## Texte à lire
-*-*-

Cela nous permet de mieux mesurer ce qu’il comprend de nos discussions : par exemple, il y a dix jours, nous avons appris que Mademoiselle avait des tumeurs à une mamelle, avec probabilité élevée de cancer. Le pessimisme de M. Moineau s’étant heurté à mon refus d’envisager le pire, le ton est un peu monté, en présence de Zozio. Pour rassurer un peu celui-ci, j’ai dit « Nous sommes inquiets parce que Mademoiselle est malade ». Zozio m’a répondu en répétant « Mademoiselle » puis en imitant le bruit d’un chat en train de vomir. Je vous le dis, mon fils est un génie.

Commence une ère de communication, donc, mais à l’aube de laquelle je m’efforce de me rappeler que même les mots peuvent être traîtres, et que le gouffre peut être grand entre ce que dit un enfant et ce que comprend l’adulte, et vice-versa, notamment parce que l’enfant n’a pas autant de repères, de recul sur lui-même quand il s’agit d’exprimer des émotions, ni la capacité à distinguer ce qui est évident pour tout le monde de ce qui ne l’est que pour lui. J’ai deux exemples à ce sujet.

-*-*-

## Données affichées
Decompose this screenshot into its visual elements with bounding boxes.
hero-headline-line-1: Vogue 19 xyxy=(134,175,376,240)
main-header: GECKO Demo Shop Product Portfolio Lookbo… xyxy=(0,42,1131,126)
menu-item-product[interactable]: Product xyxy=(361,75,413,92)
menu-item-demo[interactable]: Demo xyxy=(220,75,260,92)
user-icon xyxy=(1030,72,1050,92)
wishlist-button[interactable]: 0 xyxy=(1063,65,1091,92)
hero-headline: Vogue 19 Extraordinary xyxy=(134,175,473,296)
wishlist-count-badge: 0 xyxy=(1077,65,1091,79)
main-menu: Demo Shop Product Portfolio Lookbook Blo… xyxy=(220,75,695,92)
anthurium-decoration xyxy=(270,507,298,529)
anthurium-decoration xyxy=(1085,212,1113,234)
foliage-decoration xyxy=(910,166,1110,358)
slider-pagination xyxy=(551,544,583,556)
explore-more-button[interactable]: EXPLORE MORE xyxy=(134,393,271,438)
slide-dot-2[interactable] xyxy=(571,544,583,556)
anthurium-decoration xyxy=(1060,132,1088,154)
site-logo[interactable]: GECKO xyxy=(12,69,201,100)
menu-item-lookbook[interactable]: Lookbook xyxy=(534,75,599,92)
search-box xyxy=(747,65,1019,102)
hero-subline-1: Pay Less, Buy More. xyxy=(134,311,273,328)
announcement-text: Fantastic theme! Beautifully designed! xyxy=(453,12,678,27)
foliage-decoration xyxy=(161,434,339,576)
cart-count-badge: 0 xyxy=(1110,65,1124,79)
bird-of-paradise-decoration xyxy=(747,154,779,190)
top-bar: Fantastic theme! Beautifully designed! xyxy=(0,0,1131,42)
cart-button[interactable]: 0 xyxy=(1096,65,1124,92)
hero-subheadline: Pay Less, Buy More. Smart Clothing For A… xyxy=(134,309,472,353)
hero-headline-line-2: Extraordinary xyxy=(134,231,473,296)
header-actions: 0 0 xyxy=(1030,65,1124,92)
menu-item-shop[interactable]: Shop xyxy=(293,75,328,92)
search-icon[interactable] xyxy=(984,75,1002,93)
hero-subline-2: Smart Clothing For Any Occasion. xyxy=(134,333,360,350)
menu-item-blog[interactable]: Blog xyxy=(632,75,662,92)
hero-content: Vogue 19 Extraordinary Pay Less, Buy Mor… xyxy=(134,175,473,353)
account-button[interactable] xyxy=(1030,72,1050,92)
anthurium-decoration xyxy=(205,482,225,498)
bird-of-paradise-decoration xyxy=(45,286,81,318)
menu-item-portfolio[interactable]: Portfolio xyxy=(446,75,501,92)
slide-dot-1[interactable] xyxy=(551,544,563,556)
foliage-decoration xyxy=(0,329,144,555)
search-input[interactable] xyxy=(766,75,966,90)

-*-*-

## Consigne
Prolongez le texte sur les premiers mots de Zozio à partir de sa dernière phrase.

## Réponse
  1. Enfant, 5 à 6 ans environ. Je trouve fascinant le système de verrouillage/déverrouillage des portières de la voiture, et avec ma sœur, nous nous chamaillons souvent pour être celle qui soulèvera ou enfoncera le petit loquet (je vous parle d’un temps que les moins de 20 ans…). Un jour, retour de courses, je descends la dernière, ma mère est déjà sur le pas de la porte avec des paquets. Je tiens la porte ouverte, le doigt sur le loquet (mais d’où est ma mère, ça ne se voit peut-être pas), et je demande « est-ce que je ferme la portière ? ». Pour moi, il est évident que la question porte sur le fait de fermer à clé, puisqu’il n’y a aucune raison de laisser la portière grande ouverte. Et donc, après le « oui » de ma mère, d’appuyer sur le verrou puis de claquer joyeusement la portière. Quelle déconfiture, quand je me fais gronder pour avoir fermé à clé alors que le trousseau est toujours sur le contact ! « Mais j’ai demandé tu m’as dit oui… » (trémolos dans la voix et sentiment d’injustice).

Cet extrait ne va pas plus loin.